:: Data to process
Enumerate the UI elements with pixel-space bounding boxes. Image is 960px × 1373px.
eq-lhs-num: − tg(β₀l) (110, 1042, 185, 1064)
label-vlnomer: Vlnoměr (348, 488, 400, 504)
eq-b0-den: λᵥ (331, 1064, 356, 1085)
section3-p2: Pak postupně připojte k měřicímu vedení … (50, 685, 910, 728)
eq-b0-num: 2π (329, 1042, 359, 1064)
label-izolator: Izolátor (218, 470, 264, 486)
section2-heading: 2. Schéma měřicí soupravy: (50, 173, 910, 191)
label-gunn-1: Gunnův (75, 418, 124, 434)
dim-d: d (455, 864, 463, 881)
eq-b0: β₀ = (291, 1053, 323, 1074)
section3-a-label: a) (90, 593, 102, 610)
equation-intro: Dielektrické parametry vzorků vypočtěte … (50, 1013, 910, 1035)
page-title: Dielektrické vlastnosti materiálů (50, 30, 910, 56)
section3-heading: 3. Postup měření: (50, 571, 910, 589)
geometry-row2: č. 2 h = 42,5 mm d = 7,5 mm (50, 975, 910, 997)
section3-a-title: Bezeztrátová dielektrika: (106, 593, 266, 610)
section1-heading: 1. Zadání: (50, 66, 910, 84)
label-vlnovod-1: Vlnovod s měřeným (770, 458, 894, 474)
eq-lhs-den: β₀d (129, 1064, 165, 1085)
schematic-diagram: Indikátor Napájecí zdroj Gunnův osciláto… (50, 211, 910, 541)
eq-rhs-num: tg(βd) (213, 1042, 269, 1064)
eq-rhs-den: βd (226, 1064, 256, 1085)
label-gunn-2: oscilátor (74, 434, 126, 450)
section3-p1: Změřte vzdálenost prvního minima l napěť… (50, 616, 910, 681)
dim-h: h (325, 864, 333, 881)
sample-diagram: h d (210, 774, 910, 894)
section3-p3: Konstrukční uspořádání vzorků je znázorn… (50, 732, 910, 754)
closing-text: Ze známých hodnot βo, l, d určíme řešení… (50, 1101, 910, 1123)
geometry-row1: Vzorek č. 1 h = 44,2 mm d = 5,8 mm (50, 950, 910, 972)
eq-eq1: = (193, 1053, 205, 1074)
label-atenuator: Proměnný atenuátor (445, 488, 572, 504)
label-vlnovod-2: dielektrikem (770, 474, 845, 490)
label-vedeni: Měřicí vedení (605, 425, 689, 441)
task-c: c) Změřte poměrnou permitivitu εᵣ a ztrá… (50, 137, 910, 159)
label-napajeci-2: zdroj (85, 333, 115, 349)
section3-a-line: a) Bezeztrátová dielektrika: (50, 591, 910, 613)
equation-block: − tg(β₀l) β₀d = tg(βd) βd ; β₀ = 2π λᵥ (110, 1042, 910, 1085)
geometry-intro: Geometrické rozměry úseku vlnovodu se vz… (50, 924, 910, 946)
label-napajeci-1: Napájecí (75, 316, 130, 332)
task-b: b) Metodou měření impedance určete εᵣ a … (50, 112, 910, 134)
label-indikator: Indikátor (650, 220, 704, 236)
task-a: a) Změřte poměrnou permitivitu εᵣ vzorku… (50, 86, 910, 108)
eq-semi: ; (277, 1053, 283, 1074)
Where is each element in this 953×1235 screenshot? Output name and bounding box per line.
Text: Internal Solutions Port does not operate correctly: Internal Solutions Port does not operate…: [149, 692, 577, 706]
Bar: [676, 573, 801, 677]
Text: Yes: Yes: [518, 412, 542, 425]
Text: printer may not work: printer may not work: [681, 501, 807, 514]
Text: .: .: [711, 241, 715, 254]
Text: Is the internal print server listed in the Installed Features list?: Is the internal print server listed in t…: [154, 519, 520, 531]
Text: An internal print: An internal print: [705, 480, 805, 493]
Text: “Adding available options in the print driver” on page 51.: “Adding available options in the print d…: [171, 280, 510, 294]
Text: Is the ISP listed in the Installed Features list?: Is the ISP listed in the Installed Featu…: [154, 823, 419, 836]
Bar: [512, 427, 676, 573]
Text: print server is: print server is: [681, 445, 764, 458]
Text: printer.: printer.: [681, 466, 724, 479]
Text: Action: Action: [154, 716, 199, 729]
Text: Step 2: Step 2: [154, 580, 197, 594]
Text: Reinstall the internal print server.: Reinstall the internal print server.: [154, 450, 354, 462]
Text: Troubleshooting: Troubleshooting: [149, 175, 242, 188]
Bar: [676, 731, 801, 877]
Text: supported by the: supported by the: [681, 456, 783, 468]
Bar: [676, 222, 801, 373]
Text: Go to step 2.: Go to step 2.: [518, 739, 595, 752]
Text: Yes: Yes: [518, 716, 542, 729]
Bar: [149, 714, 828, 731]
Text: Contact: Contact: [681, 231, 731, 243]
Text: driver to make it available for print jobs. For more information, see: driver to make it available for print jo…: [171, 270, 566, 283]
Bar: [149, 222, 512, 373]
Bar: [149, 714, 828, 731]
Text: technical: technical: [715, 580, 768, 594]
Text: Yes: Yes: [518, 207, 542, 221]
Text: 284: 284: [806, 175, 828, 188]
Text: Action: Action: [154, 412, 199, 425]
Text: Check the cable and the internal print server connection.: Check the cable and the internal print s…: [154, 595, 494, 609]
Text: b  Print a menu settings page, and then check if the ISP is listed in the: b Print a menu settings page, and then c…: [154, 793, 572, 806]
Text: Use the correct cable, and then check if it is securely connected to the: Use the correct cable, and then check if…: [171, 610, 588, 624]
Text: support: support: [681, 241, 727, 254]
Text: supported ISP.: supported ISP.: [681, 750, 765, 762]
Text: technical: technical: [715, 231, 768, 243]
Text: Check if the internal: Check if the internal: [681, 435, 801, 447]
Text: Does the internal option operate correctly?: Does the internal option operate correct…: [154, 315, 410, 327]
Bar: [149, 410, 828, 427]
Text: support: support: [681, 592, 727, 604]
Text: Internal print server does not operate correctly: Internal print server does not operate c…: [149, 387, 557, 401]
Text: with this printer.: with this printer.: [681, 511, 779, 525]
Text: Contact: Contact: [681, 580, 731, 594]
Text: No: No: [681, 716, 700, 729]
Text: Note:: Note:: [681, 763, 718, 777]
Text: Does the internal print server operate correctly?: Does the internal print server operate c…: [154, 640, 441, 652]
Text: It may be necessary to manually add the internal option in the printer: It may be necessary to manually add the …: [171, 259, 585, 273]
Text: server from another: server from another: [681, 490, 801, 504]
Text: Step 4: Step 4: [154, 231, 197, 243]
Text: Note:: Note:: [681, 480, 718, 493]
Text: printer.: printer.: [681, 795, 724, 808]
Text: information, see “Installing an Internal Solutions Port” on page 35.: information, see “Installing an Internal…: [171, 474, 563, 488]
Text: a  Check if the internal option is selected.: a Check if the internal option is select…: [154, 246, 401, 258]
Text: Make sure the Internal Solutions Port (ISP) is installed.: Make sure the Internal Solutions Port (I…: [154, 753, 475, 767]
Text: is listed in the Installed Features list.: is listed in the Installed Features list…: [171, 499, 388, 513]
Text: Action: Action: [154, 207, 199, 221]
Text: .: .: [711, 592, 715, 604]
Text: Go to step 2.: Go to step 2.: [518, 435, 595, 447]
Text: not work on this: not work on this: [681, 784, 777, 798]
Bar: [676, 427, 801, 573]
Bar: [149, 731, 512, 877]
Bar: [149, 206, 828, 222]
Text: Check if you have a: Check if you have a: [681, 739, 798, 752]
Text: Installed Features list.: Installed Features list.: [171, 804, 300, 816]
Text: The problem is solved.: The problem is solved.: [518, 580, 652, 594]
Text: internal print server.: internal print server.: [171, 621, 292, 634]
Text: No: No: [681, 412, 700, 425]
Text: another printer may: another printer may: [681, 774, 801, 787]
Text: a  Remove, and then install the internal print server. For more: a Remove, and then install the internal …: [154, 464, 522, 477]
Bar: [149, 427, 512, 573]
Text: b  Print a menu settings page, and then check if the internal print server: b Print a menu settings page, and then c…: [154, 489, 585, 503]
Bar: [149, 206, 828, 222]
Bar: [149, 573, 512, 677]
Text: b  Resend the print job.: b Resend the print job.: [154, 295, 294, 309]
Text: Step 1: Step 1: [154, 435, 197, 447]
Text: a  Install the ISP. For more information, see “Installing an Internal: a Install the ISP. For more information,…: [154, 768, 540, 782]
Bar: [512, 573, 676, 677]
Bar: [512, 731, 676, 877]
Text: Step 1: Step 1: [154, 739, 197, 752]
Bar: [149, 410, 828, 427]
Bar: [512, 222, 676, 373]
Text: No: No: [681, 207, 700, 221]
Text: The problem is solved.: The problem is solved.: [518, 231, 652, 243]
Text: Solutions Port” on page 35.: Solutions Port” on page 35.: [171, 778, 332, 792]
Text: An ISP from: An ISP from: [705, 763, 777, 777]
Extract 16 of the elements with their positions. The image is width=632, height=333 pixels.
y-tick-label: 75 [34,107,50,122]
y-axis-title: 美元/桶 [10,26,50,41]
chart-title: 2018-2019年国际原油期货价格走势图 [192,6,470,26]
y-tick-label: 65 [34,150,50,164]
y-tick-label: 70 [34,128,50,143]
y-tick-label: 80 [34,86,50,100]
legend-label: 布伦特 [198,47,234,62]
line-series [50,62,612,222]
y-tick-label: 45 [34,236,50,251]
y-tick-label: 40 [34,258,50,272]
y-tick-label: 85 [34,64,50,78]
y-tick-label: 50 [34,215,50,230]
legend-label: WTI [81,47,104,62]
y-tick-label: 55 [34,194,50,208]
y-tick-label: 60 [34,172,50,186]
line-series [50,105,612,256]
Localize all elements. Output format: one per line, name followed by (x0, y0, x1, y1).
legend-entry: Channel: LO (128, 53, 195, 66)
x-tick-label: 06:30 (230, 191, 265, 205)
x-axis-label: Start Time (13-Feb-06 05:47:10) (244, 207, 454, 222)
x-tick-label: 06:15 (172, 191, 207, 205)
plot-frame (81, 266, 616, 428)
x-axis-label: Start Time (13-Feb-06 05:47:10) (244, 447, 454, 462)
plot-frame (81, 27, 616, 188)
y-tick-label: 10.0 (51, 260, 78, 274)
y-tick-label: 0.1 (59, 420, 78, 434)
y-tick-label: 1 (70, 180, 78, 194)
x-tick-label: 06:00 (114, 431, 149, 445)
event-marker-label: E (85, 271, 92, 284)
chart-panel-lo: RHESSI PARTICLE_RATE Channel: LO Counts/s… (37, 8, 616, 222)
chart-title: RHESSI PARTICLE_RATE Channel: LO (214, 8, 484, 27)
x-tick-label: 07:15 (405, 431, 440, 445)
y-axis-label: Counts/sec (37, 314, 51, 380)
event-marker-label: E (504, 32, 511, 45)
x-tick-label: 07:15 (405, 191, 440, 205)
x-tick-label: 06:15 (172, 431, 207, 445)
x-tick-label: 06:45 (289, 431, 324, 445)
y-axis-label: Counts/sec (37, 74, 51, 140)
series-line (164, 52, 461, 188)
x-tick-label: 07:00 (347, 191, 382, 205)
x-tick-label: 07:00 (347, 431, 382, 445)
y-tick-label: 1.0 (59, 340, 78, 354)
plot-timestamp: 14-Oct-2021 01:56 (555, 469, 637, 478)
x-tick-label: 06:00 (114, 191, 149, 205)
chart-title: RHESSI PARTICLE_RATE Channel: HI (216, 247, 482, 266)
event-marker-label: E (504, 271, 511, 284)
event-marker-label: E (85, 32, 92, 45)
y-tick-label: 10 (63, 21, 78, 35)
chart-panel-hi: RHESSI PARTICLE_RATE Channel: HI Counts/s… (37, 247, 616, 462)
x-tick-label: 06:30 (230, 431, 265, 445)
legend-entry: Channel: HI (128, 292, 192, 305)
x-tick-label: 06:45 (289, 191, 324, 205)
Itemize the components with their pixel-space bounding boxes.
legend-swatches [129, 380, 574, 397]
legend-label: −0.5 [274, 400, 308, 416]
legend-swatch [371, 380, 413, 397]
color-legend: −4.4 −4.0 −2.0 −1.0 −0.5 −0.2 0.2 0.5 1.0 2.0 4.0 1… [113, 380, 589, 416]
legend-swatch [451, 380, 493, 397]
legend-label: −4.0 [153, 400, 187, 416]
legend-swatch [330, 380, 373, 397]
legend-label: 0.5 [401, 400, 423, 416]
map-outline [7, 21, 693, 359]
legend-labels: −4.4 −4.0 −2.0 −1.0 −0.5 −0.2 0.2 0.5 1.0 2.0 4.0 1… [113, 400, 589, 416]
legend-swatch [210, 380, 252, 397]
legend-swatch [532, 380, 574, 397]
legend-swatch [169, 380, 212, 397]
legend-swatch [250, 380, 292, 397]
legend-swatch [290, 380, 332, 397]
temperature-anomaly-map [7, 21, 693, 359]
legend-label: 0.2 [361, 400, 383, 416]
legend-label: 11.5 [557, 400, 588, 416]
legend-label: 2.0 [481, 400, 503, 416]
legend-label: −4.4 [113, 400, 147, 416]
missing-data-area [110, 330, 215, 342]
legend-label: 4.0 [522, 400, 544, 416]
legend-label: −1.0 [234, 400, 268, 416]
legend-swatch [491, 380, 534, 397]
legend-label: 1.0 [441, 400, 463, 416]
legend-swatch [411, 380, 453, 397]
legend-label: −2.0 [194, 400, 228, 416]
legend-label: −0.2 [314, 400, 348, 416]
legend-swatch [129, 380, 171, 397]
::::
Beginning at the first line of the entries and stopping after the line that contains "label-gunn-2: oscilátor (74, 434, 126, 450)", format those lines as a JSON list of strings, one string per line, with blank lines omitted.

§ Response to this exercise:
[
  "Enumerate the UI elements with pixel-space bounding boxes. Image is 960px × 1373px.",
  "eq-lhs-num: − tg(β₀l) (110, 1042, 185, 1064)",
  "label-vlnomer: Vlnoměr (348, 488, 400, 504)",
  "eq-b0-den: λᵥ (331, 1064, 356, 1085)",
  "section3-p2: Pak postupně připojte k měřicímu vedení … (50, 685, 910, 728)",
  "eq-b0-num: 2π (329, 1042, 359, 1064)",
  "label-izolator: Izolátor (218, 470, 264, 486)",
  "section2-heading: 2. Schéma měřicí soupravy: (50, 173, 910, 191)",
  "label-gunn-1: Gunnův (75, 418, 124, 434)",
  "dim-d: d (455, 864, 463, 881)",
  "eq-b0: β₀ = (291, 1053, 323, 1074)",
  "section3-a-label: a) (90, 593, 102, 610)",
  "equation-intro: Dielektrické parametry vzorků vypočtěte … (50, 1013, 910, 1035)",
  "page-title: Dielektrické vlastnosti materiálů (50, 30, 910, 56)",
  "section3-heading: 3. Postup měření: (50, 571, 910, 589)",
  "geometry-row2: č. 2 h = 42,5 mm d = 7,5 mm (50, 975, 910, 997)",
  "section3-a-title: Bezeztrátová dielektrika: (106, 593, 266, 610)",
  "section1-heading: 1. Zadání: (50, 66, 910, 84)",
  "label-vlnovod-1: Vlnovod s měřeným (770, 458, 894, 474)",
  "eq-lhs-den: β₀d (129, 1064, 165, 1085)",
  "schematic-diagram: Indikátor Napájecí zdroj Gunnův osciláto… (50, 211, 910, 541)",
  "eq-rhs-num: tg(βd) (213, 1042, 269, 1064)",
  "eq-rhs-den: βd (226, 1064, 256, 1085)",
  "label-gunn-2: oscilátor (74, 434, 126, 450)"
]